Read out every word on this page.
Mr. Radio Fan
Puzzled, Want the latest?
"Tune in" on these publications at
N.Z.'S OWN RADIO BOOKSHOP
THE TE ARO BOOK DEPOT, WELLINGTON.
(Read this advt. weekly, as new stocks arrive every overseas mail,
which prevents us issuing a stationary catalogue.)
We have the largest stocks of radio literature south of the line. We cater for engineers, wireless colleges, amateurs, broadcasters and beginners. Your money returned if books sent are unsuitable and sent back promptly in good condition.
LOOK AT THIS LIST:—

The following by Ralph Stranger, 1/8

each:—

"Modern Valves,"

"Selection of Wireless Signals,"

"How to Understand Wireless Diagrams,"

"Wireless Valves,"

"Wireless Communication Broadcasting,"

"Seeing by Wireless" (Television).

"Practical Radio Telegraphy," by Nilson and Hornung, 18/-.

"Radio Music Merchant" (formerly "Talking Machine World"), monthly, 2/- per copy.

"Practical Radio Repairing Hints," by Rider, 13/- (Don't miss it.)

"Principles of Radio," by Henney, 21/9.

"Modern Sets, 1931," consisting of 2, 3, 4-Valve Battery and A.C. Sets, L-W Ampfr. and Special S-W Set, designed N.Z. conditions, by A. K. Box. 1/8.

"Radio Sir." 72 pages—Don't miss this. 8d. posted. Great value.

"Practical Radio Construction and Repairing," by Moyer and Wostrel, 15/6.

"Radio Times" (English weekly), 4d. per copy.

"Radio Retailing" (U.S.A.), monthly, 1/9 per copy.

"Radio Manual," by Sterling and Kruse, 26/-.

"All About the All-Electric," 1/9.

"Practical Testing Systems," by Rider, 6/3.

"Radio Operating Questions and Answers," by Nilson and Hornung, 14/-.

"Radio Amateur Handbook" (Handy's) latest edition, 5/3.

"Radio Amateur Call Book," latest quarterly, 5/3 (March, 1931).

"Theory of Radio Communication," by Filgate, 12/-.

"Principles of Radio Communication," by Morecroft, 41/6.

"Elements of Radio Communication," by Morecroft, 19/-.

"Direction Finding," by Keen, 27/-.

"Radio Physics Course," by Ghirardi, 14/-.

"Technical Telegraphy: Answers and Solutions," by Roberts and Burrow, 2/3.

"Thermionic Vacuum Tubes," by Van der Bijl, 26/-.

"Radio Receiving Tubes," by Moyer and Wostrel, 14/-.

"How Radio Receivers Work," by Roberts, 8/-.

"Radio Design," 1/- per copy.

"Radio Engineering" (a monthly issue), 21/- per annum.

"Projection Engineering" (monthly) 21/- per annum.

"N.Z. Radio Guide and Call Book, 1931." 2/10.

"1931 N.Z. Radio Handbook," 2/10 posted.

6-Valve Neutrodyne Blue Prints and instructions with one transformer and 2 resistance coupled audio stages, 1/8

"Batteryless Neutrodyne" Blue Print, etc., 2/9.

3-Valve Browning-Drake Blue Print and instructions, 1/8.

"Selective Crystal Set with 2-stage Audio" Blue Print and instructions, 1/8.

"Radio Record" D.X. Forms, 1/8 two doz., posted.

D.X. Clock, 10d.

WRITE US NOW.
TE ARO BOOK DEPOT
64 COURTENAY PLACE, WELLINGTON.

**WRITTEN REQUEST:** List the lines of the entries that include "latest".

**SOLUTION:**
Puzzled, Want the latest?
"Radio Amateur Handbook" (Handy's) latest edition, 5/3.
"Radio Amateur Call Book," latest quarterly, 5/3 (March, 1931).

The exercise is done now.